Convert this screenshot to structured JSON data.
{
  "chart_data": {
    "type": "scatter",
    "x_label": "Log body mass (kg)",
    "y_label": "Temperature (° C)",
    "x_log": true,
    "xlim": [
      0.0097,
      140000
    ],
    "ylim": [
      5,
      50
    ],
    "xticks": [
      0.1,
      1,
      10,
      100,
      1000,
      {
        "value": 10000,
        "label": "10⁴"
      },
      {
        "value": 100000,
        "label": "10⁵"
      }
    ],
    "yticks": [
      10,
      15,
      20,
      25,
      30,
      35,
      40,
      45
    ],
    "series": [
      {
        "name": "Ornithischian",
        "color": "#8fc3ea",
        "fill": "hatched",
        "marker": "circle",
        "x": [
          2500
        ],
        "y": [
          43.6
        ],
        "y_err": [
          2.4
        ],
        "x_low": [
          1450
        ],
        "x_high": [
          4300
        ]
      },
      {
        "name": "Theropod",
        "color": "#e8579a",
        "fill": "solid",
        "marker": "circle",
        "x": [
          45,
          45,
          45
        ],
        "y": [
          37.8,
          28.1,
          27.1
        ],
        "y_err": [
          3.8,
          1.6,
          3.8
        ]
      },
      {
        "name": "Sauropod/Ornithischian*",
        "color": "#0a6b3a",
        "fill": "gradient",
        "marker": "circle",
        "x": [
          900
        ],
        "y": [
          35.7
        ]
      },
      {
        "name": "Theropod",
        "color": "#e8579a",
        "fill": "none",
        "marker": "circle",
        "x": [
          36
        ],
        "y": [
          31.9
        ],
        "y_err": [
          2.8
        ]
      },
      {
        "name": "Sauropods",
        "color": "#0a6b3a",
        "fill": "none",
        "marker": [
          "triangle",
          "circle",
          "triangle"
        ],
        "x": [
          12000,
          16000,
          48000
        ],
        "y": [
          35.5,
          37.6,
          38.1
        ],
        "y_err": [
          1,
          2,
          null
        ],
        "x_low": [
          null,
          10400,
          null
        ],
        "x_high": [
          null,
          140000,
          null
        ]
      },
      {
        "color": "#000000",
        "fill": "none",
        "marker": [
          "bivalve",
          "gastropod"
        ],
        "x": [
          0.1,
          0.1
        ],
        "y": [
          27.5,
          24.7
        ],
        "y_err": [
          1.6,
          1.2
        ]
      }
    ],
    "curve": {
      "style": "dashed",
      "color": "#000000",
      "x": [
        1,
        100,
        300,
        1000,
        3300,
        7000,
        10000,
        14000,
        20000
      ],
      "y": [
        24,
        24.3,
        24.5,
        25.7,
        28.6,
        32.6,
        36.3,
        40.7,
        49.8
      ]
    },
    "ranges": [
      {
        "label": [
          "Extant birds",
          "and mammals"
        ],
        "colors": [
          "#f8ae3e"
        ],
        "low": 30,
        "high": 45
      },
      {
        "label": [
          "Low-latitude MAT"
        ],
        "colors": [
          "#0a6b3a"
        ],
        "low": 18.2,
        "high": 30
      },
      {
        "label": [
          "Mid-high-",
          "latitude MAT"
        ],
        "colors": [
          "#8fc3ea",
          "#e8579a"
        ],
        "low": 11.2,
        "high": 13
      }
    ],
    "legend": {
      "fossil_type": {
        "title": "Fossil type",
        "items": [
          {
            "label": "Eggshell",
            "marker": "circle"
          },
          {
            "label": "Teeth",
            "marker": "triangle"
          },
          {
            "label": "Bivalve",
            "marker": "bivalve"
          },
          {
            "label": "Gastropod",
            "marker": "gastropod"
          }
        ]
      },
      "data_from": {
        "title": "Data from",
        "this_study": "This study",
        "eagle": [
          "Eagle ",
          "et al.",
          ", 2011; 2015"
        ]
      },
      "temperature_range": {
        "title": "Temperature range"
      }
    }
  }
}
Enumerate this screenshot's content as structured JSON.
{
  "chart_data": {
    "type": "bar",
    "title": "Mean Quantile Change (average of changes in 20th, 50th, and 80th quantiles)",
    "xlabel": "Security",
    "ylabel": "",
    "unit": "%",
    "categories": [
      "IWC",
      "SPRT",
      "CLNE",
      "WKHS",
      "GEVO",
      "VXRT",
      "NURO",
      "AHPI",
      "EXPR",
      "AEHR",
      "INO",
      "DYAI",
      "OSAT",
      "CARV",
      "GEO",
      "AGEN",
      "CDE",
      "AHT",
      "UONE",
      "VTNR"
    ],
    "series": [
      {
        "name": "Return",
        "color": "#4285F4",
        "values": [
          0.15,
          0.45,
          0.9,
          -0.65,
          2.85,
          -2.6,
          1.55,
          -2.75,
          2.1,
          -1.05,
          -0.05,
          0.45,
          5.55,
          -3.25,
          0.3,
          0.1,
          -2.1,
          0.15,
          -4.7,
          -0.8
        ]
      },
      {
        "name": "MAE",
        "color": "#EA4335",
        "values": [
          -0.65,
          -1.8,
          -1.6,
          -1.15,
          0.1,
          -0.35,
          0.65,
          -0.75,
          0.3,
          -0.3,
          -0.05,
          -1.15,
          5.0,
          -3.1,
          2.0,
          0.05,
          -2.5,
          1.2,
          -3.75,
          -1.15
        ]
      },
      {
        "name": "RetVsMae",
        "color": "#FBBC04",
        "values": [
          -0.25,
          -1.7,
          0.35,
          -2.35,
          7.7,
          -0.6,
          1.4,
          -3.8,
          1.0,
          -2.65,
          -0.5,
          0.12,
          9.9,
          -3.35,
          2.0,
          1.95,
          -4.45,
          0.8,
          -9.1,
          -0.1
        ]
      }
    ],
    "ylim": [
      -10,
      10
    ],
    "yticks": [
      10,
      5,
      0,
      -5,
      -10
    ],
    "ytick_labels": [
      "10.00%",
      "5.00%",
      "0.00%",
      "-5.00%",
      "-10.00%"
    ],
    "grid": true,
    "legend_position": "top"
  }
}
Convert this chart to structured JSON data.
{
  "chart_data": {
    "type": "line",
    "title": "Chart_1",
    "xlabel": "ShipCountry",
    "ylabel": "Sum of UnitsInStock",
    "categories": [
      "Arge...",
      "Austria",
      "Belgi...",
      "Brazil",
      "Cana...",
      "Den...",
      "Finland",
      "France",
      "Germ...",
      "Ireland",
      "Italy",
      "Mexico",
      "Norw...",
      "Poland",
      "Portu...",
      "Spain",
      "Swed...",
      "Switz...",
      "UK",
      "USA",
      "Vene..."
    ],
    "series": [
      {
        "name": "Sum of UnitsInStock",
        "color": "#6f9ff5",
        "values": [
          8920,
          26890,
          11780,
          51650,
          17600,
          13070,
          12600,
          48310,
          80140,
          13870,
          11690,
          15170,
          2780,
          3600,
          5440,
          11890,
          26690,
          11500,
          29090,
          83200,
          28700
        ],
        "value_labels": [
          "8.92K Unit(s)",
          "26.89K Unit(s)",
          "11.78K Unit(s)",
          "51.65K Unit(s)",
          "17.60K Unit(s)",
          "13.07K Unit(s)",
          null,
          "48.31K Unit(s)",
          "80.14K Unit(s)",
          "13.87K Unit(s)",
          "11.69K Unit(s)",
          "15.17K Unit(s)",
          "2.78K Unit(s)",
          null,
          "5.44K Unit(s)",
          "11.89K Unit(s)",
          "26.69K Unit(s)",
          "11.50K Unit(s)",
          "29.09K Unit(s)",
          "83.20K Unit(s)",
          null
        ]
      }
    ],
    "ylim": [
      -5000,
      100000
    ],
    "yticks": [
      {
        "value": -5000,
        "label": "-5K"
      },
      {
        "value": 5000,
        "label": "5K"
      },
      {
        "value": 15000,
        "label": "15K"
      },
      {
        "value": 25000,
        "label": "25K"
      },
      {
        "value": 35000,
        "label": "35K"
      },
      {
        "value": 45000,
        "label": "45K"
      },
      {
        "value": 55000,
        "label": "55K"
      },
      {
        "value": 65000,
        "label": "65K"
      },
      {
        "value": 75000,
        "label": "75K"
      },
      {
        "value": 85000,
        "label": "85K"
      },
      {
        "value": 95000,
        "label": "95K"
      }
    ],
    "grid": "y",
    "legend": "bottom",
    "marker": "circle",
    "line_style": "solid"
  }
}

What is expected:
Using the listing above, pick out each line that contains the word "structured", then copy it.

The completed task:
Convert this screenshot to structured JSON data.
Enumerate this screenshot's content as structured JSON.
Convert this chart to structured JSON data.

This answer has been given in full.